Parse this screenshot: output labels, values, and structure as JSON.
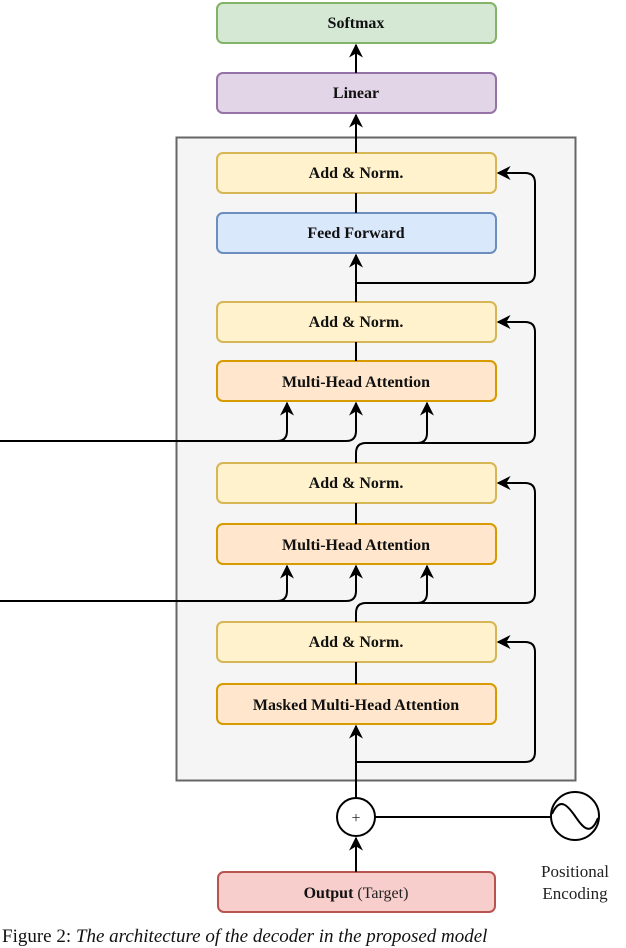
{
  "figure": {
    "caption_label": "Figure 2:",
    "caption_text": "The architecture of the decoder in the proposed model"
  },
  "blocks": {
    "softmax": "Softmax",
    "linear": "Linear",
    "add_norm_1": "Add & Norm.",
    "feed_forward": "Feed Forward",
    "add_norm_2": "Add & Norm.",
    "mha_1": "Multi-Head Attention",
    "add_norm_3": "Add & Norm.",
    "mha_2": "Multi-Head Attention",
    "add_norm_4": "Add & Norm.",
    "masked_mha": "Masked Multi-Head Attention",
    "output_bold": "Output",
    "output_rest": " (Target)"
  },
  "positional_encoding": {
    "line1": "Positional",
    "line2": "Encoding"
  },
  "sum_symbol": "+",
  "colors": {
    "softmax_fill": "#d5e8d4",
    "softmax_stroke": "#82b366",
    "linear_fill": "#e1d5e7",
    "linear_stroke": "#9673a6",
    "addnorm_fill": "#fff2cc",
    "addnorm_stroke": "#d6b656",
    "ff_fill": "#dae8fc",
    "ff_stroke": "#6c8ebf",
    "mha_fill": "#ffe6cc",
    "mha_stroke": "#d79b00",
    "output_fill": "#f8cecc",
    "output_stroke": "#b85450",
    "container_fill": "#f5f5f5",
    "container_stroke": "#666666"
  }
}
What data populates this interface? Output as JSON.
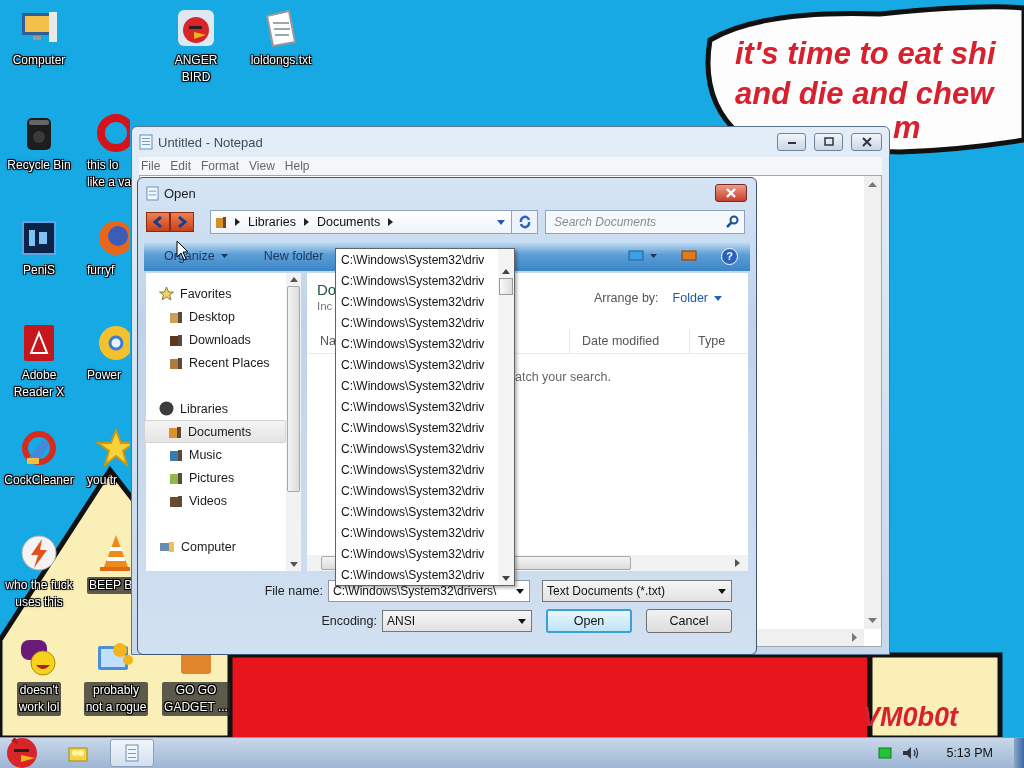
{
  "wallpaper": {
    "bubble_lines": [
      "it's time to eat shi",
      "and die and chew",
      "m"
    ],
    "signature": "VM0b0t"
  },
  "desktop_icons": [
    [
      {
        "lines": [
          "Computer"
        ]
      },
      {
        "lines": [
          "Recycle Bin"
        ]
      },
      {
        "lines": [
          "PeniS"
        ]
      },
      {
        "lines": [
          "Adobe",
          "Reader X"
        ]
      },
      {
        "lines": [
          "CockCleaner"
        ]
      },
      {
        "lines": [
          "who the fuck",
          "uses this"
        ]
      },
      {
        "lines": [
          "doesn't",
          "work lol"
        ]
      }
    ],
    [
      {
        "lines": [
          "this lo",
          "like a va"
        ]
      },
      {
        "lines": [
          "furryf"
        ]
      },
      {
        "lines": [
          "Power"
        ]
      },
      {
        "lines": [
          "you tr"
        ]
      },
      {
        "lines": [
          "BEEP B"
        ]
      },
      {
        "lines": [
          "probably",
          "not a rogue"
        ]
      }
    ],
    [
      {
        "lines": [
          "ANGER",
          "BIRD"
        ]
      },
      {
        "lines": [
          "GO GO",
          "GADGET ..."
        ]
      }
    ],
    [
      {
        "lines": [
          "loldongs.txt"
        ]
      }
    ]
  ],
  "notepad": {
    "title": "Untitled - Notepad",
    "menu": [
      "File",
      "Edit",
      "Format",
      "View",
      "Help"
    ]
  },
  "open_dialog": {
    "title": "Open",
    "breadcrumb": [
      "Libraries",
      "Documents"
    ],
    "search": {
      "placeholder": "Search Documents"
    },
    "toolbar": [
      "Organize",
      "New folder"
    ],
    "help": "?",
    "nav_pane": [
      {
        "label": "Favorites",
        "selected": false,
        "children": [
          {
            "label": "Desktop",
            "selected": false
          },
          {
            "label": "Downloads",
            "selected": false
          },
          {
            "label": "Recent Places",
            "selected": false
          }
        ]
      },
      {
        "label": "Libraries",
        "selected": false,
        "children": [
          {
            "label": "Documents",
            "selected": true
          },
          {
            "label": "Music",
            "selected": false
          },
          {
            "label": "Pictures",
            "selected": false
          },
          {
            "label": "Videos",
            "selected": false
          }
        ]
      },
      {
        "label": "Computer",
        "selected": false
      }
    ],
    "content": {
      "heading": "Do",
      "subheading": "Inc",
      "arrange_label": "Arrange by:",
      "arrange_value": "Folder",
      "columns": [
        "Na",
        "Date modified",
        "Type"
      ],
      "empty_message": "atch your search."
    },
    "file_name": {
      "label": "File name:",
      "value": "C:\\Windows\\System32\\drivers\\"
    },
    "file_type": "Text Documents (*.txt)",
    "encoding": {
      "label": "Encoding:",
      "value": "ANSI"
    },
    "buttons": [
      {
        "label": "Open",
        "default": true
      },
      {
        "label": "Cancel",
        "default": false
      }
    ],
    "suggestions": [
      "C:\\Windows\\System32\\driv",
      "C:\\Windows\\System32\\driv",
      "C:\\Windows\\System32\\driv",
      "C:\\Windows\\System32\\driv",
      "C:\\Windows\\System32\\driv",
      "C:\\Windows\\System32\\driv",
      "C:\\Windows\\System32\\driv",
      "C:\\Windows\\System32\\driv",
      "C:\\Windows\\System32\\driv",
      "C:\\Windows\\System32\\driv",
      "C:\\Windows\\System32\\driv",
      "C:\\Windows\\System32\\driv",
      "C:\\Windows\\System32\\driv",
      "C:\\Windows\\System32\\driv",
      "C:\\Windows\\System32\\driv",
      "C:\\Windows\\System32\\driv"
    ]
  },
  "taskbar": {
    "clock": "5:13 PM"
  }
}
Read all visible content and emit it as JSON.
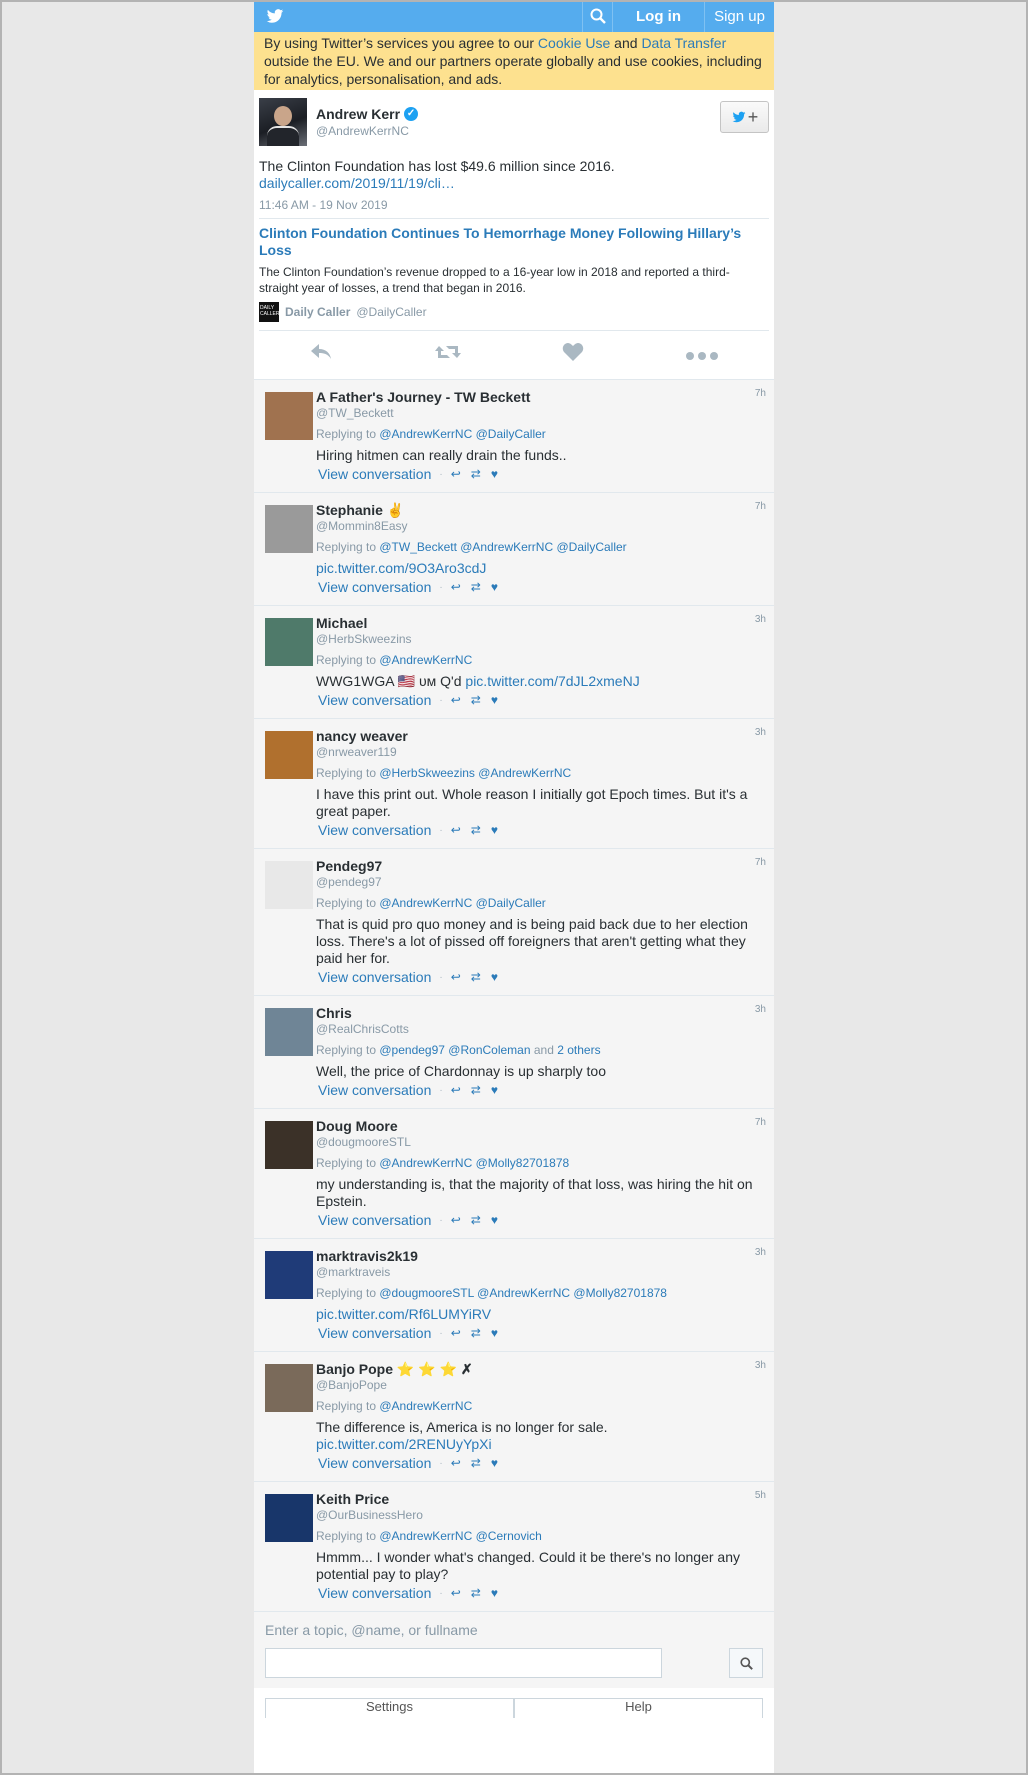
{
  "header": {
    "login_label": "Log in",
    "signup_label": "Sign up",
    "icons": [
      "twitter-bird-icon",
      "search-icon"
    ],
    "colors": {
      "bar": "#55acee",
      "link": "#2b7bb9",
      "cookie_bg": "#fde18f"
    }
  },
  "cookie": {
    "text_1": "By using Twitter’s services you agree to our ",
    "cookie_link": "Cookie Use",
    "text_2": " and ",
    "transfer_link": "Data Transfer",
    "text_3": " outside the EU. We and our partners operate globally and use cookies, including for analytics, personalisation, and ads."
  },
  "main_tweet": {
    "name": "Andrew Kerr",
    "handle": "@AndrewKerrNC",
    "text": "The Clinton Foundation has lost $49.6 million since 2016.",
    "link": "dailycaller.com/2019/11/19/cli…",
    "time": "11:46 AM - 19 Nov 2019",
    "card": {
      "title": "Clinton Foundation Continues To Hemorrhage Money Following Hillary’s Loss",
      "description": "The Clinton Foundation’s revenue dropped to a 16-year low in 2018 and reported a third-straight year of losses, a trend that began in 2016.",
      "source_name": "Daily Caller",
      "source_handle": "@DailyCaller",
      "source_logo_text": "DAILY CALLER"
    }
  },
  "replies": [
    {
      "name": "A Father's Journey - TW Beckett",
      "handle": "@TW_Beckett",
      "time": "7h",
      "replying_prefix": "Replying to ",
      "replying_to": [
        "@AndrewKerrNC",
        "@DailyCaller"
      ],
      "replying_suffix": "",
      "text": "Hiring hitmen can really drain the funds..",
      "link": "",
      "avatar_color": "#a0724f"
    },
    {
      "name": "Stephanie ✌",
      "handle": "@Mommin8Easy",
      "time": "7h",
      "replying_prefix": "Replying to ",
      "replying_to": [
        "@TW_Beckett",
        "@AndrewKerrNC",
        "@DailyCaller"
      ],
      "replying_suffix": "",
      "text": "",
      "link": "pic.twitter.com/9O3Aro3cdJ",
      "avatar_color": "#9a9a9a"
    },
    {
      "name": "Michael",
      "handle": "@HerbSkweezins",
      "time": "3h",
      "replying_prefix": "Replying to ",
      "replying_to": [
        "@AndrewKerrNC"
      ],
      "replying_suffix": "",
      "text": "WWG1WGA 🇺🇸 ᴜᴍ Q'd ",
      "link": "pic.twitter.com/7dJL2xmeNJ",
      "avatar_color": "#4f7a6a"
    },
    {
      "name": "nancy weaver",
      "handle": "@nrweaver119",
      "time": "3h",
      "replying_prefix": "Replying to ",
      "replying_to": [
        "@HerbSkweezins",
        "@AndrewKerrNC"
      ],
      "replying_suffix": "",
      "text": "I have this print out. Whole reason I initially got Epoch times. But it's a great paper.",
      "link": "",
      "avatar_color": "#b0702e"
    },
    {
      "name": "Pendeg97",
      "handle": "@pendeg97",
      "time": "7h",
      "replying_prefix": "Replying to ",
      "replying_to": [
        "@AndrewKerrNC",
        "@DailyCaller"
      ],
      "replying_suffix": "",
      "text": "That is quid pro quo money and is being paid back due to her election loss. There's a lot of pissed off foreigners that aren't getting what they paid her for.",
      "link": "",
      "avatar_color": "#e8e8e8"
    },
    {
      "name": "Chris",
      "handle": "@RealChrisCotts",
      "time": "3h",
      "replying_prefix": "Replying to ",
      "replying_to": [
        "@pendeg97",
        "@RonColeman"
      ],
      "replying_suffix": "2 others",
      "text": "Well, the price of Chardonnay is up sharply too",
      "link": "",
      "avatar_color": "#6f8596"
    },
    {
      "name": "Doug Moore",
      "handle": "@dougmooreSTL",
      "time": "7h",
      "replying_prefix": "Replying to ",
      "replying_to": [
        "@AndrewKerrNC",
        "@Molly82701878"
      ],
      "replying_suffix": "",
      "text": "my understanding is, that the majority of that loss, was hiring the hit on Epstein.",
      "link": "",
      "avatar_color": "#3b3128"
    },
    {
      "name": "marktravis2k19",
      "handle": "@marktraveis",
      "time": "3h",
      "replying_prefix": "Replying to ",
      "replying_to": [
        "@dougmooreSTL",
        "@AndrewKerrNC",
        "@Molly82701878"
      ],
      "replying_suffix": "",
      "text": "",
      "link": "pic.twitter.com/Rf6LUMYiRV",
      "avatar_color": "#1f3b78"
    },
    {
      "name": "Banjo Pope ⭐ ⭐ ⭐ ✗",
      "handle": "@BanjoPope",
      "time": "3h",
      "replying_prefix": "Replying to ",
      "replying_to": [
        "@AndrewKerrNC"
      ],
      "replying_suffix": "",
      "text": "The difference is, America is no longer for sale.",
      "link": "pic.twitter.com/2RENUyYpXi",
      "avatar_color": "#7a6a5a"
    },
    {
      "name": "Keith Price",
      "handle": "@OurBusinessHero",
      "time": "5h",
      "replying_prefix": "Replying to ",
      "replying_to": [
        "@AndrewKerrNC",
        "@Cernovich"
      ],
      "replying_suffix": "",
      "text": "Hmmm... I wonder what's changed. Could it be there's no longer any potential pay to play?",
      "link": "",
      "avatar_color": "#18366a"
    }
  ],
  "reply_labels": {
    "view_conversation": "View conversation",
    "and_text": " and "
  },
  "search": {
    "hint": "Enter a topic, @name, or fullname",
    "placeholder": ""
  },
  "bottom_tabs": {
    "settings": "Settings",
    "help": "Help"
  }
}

════════════════════

Go through the lines above. Select every one that has the string "Foundation".

> EXERCISE RESULT
    "text": "The Clinton Foundation has lost $49.6 million since 2016.",
      "title": "Clinton Foundation Continues To Hemorrhage Money Following Hillary’s Loss",
      "description": "The Clinton Foundation’s revenue dropped to a 16-year low in 2018 and reported a third-straight year of losses, a trend that began in 2016.",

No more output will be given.